▶ **Excerpted text**:
'''
Design Document Reference

Location: spec/telemetry-design.md
Key Patterns: Per-host clients, circuit breaker, feature flag caching, exception swallowing

Dependencies

Node.js EventEmitter (built-in)
node-fetch (already in project)
TypeScript (already in project)

Work Breakdown

Phase 1: Foundation & Infrastructure (4 days)

Task 1.1: Create Telemetry Type Definitions (0.5 days) ✅ COMPLETED

Description: Create TypeScript interfaces and types for telemetry components.

Files to Create:

lib/telemetry/types.ts ✅

Deliverables: ✅

// Core interfaces
- TelemetryConfiguration ✅
- TelemetryEvent ✅
- TelemetryMetric ✅
- DriverConfiguration ✅
- StatementMetrics ✅

// Constants
- DEFAULT_TELEMETRY_CONFIG ✅
- Event type enums (TelemetryEventType) ✅

Acceptance Criteria: ✅

All interfaces properly typed with TypeScript ✅
Exported from telemetry module ✅
Documented with JSDoc comments ✅

Implementation Notes:

Created comprehensive type definitions in lib/telemetry/types.ts
Defined TelemetryEventType enum with 5 event types
All interfaces include JSDoc comments for documentation
TypeScript compilation verified successfully
Compiled output available in dist/telemetry/types.js and dist/telemetry/types.d.ts

Task 1.2: Implement FeatureFlagCache (1 day)

Description: Create per-host feature flag cache with reference counting and 15-minute TTL.

Files to Create:

lib/telemetry/FeatureFlagCache.ts

Deliverables:

FeatureFlagCache class (instance-based, NOT singleton)
Constructor takes IClientContext parameter
FeatureFlagContext interface
Per-host caching with Map<string, FeatureFlagContext>
Reference counting (increment/decrement)
Automatic expiration after 15 minutes
fetchFeatureFlag() method using connection provider
Use logger.log(LogLevel.debug, ...) for error logging

JDBC Reference: DatabricksDriverFeatureFlagsContextFactory.java:27

Pattern Alignment:

✅ No getInstance() - instance-based like HttpConnection, DBSQLLogger
✅ Takes IClientContext in constructor
✅ Uses context.getLogger() for logging
✅ Stored as field in DBSQLClient

Acceptance Criteria:

Reference counting works correctly
Cache expires after 15 minutes
Returns cached value when not expired
All errors logged via IDBSQLLogger
Accepts IClientContext in constructor

Unit Tests:

should cache feature flag per host
should expire cache after 15 minutes
should increment and decrement ref count
should remove context when ref count reaches zero
should handle multiple hosts independently
should use logger from context for errors

Task 1.3: Implement TelemetryClientProvider (1 day)

Description: Create per-host telemetry client provider with reference counting.

Files to Create:

lib/telemetry/TelemetryClientProvider.ts (renamed from Manager)
lib/telemetry/TelemetryClient.ts (basic structure)

Deliverables:

TelemetryClientProvider class (instance-based, NOT singleton)
'''
▶ **Provided information**:
'''
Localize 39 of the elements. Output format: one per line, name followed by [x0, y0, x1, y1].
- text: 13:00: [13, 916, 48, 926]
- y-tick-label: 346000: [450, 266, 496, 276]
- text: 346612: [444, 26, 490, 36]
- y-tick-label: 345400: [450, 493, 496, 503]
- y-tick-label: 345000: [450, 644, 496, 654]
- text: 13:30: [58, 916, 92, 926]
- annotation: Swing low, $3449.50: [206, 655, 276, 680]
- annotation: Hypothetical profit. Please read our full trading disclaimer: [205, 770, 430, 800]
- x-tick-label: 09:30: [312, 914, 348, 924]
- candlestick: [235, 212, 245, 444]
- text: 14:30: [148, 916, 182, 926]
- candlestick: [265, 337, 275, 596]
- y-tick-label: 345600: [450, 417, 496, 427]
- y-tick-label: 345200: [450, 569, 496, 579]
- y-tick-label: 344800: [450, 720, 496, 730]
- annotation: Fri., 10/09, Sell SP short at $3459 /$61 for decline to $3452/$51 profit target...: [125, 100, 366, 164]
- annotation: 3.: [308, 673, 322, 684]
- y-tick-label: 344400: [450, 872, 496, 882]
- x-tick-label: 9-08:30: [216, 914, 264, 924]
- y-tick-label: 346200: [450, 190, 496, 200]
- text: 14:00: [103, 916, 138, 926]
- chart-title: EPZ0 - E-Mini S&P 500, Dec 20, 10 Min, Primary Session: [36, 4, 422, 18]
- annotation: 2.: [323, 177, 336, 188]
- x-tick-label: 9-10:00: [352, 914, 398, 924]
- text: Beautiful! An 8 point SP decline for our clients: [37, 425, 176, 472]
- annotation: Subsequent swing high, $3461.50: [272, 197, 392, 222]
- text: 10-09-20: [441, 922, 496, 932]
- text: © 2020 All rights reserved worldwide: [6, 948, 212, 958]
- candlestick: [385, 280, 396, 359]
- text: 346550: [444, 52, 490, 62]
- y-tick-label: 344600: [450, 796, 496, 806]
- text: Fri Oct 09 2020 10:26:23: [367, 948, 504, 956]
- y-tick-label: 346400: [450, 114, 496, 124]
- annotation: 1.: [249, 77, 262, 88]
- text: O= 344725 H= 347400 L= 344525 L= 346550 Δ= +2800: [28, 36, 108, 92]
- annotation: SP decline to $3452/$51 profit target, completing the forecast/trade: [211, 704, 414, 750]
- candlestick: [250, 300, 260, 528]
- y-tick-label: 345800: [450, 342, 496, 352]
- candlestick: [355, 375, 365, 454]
'''
▶ **Things to do**:
(a) According to the telemetry work breakdown, how many event types does the TelemetryEventType enum define?
(b) Carry on the telemetry work breakdown from the point where it stops.
The listing has no role in this work.

▶ **Responses per task**:
(a) Five.

(b)
Constructor takes IClientContext parameter
TelemetryClientHolder interface
Per-host client map with reference counting
getOrCreateClient() method
releaseClient() method with cleanup

JDBC Reference: TelemetryClientFactory.java:27

Pattern Alignment:

✅ Named "Provider" not "Manager" (follows driver naming: HttpConnection, PlainHttpAuthentication)
✅ No getInstance() - instance-based
✅ Takes IClientContext in constructor
✅ Stored as field in DBSQLClient

Acceptance Criteria:

One client per host (shared across connections)
Reference counting prevents premature cleanup
Client closed only when last connection closes
Passes IClientContext to TelemetryClient
Uses logger from context

Unit Tests:

should create one client per host
should share client across multiple connections
should increment ref count on getOrCreateClient
should decrement ref count on releaseClient
should close client when ref count reaches zero
should not close client while other connections exist
should pass context to TelemetryClient

Task 1.4: Implement CircuitBreaker (1.5 days)

Description: Create circuit breaker for telemetry exporter with CLOSED/OPEN/HALF_OPEN states.

Files to Create:

lib/telemetry/CircuitBreaker.ts

Deliverables:

CircuitBreaker class with state machine
CircuitBreakerRegistry class (renamed from Manager, instance-based)
Three states: CLOSED, OPEN, HALF_OPEN
Configurable thresholds (default: 5 failures)
Auto-recovery after timeout (default: 1 minute)
Use logger.log(LogLevel.debug, ...) for state transitions

JDBC Reference: CircuitBreakerTelemetryPushClient.java:15

Pattern Alignment:

✅ Named "Registry" not "Manager"
✅ No getInstance() - instance-based
✅ Stored in TelemetryClientProvider
✅ Uses logger for state changes, not console.debug

Acceptance Criteria:

Opens after 5 consecutive failures
Stays open for 1 minute
Enters HALF_OPEN state after timeout
Closes after 2 successes in HALF_OPEN
Per-host circuit breakers isolated
Logging via IDBSQLLogger

Unit Tests:

should start in CLOSED state
should open after threshold failures
should reject operations when OPEN
should transition to HALF_OPEN after timeout
should close after successes in HALF_OPEN
should reset failure count on success
should isolate circuit breakers per host

Phase 2: Exception Handling & Event System (3 days)

Task 2.1: Implement ExceptionClassifier (0.5 days)

Description: Create classifier to distinguish terminal vs retryable exceptions.

Files to Create:

lib/telemetry/ExceptionClassifier.ts

Deliverables:

isTerminal() static method
isRetryable() static method
Classification logic for HTTP status codes
Support for driver error types

Acceptance Criteria:

Correctly identifies terminal exceptions (401, 403, 404, 400)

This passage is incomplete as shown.